_Your instructions_
Can you render every line of the items below as a Markdown table with the columns Row and Line, numbering the rows and skipping any blank lines? Leave the pictures out of the table.

Rows from a dataset:
=====

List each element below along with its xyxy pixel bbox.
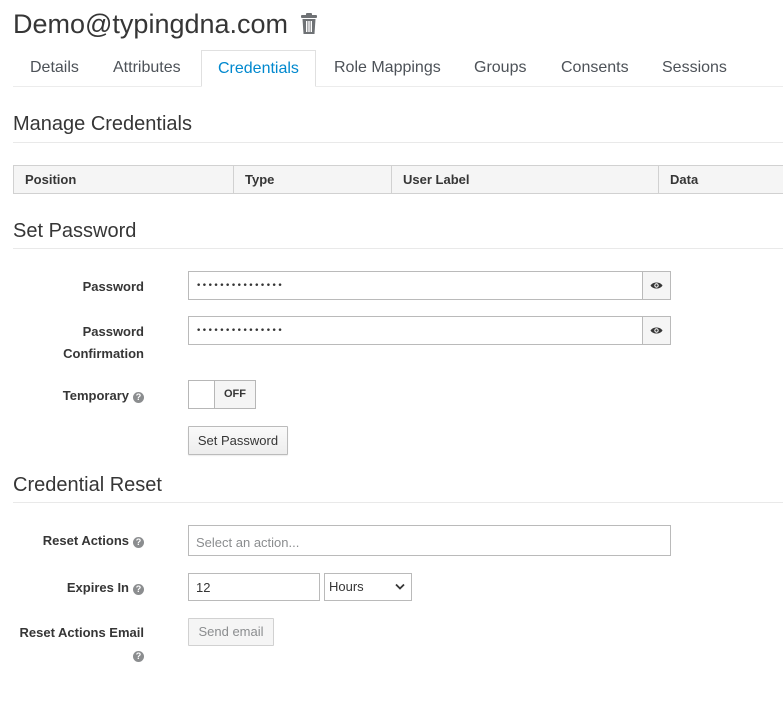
toggle-state: OFF [224, 388, 246, 400]
temporary-toggle[interactable]: OFF [188, 380, 256, 409]
help-icon[interactable]: ? [133, 584, 144, 595]
expires-in-label: Expires In? [20, 580, 144, 595]
temporary-label-text: Temporary [62, 388, 129, 403]
section-divider [13, 142, 783, 143]
chevron-down-icon [395, 583, 405, 590]
eye-icon [650, 282, 663, 289]
password-confirmation-label-line2: Confirmation [63, 346, 144, 361]
expires-in-input[interactable]: 12 [188, 573, 320, 601]
set-password-heading: Set Password [13, 220, 137, 242]
credentials-table-header: Position Type User Label Data [13, 165, 783, 194]
password-input[interactable]: ••••••••••••••• [188, 271, 643, 300]
trash-icon[interactable] [300, 13, 318, 35]
tab-credentials[interactable]: Credentials [201, 50, 316, 87]
tab-attributes[interactable]: Attributes [113, 50, 181, 87]
section-divider [13, 502, 783, 503]
temporary-label: Temporary? [20, 388, 144, 403]
manage-credentials-heading: Manage Credentials [13, 113, 192, 135]
page-title: Demo@typingdna.com [13, 9, 289, 39]
set-password-button[interactable]: Set Password [188, 426, 288, 455]
expires-unit-value: Hours [329, 579, 364, 594]
column-position[interactable]: Position [14, 166, 234, 193]
tab-role-mappings[interactable]: Role Mappings [334, 50, 441, 87]
password-reveal-button[interactable] [642, 271, 671, 300]
tab-sessions[interactable]: Sessions [662, 50, 727, 87]
help-icon[interactable]: ? [133, 651, 144, 662]
toggle-knob [189, 381, 215, 408]
expires-unit-select[interactable]: Hours [324, 573, 412, 601]
reset-actions-label: Reset Actions? [20, 533, 144, 548]
tab-groups[interactable]: Groups [474, 50, 526, 87]
credential-reset-heading: Credential Reset [13, 474, 162, 496]
help-icon[interactable]: ? [133, 392, 144, 403]
password-confirmation-input[interactable]: ••••••••••••••• [188, 316, 643, 345]
expires-in-label-text: Expires In [66, 580, 129, 595]
confirmation-reveal-button[interactable] [642, 316, 671, 345]
section-divider [13, 248, 783, 249]
password-label: Password [82, 279, 144, 294]
help-icon[interactable]: ? [133, 537, 144, 548]
reset-actions-email-label: Reset Actions Email [19, 625, 144, 640]
send-email-button[interactable]: Send email [188, 618, 274, 646]
column-data[interactable]: Data [659, 166, 783, 193]
column-user-label[interactable]: User Label [392, 166, 659, 193]
reset-actions-email-help: ? [10, 647, 144, 662]
tab-consents[interactable]: Consents [561, 50, 629, 87]
column-type[interactable]: Type [234, 166, 392, 193]
reset-actions-select[interactable]: Select an action... [188, 525, 671, 556]
tab-details[interactable]: Details [30, 50, 79, 87]
password-confirmation-label-line1: Password [82, 324, 144, 339]
eye-icon [650, 327, 663, 334]
reset-actions-label-text: Reset Actions [42, 533, 129, 548]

=====

_Exercise solution_
| Row | Line |
|---|---|
| 1 | List each element below along with its xyxy pixel bbox. |
| 2 | toggle-state: OFF [224, 388, 246, 400] |
| 3 | temporary-toggle[interactable]: OFF [188, 380, 256, 409] |
| 4 | help-icon[interactable]: ? [133, 584, 144, 595] |
| 5 | expires-in-label: Expires In? [20, 580, 144, 595] |
| 6 | temporary-label-text: Temporary [62, 388, 129, 403] |
| 7 | section-divider [13, 142, 783, 143] |
| 8 | chevron-down-icon [395, 583, 405, 590] |
| 9 | eye-icon [650, 282, 663, 289] |
| 10 | password-confirmation-label-line2: Confirmation [63, 346, 144, 361] |
| 11 | expires-in-input[interactable]: 12 [188, 573, 320, 601] |
| 12 | set-password-heading: Set Password [13, 220, 137, 242] |
| 13 | credentials-table-header: Position Type User Label Data [13, 165, 783, 194] |
| 14 | password-input[interactable]: ••••••••••••••• [188, 271, 643, 300] |
| 15 | trash-icon[interactable] [300, 13, 318, 35] |
| 16 | tab-credentials[interactable]: Credentials [201, 50, 316, 87] |
| 17 | tab-attributes[interactable]: Attributes [113, 50, 181, 87] |
| 18 | section-divider [13, 502, 783, 503] |
| 19 | temporary-label: Temporary? [20, 388, 144, 403] |
| 20 | manage-credentials-heading: Manage Credentials [13, 113, 192, 135] |
| 21 | page-title: Demo@typingdna.com [13, 9, 289, 39] |
| 22 | set-password-button[interactable]: Set Password [188, 426, 288, 455] |
| 23 | expires-unit-value: Hours [329, 579, 364, 594] |
| 24 | column-position[interactable]: Position [14, 166, 234, 193] |
| 25 | tab-role-mappings[interactable]: Role Mappings [334, 50, 441, 87] |
| 26 | password-reveal-button[interactable] [642, 271, 671, 300] |
| 27 | tab-sessions[interactable]: Sessions [662, 50, 727, 87] |
| 28 | help-icon[interactable]: ? [133, 651, 144, 662] |
| 29 | toggle-knob [189, 381, 215, 408] |
| 30 | expires-unit-select[interactable]: Hours [324, 573, 412, 601] |
| 31 | reset-actions-label: Reset Actions? [20, 533, 144, 548] |
| 32 | tab-groups[interactable]: Groups [474, 50, 526, 87] |
| 33 | credential-reset-heading: Credential Reset [13, 474, 162, 496] |
| 34 | help-icon[interactable]: ? [133, 392, 144, 403] |
| 35 | password-confirmation-input[interactable]: ••••••••••••••• [188, 316, 643, 345] |
| 36 | expires-in-label-text: Expires In [66, 580, 129, 595] |
| 37 | confirmation-reveal-button[interactable] [642, 316, 671, 345] |
| 38 | section-divider [13, 248, 783, 249] |
| 39 | password-label: Password [82, 279, 144, 294] |
| 40 | help-icon[interactable]: ? [133, 537, 144, 548] |
| 41 | reset-actions-email-label: Reset Actions Email [19, 625, 144, 640] |
| 42 | send-email-button[interactable]: Send email [188, 618, 274, 646] |
| 43 | column-data[interactable]: Data [659, 166, 783, 193] |
| 44 | column-user-label[interactable]: User Label [392, 166, 659, 193] |
| 45 | reset-actions-email-help: ? [10, 647, 144, 662] |
| 46 | tab-consents[interactable]: Consents [561, 50, 629, 87] |
| 47 | column-type[interactable]: Type [234, 166, 392, 193] |
| 48 | reset-actions-select[interactable]: Select an action... [188, 525, 671, 556] |
| 49 | tab-details[interactable]: Details [30, 50, 79, 87] |
| 50 | password-confirmation-label-line1: Password [82, 324, 144, 339] |
| 51 | eye-icon [650, 327, 663, 334] |
| 52 | reset-actions-label-text: Reset Actions [42, 533, 129, 548] |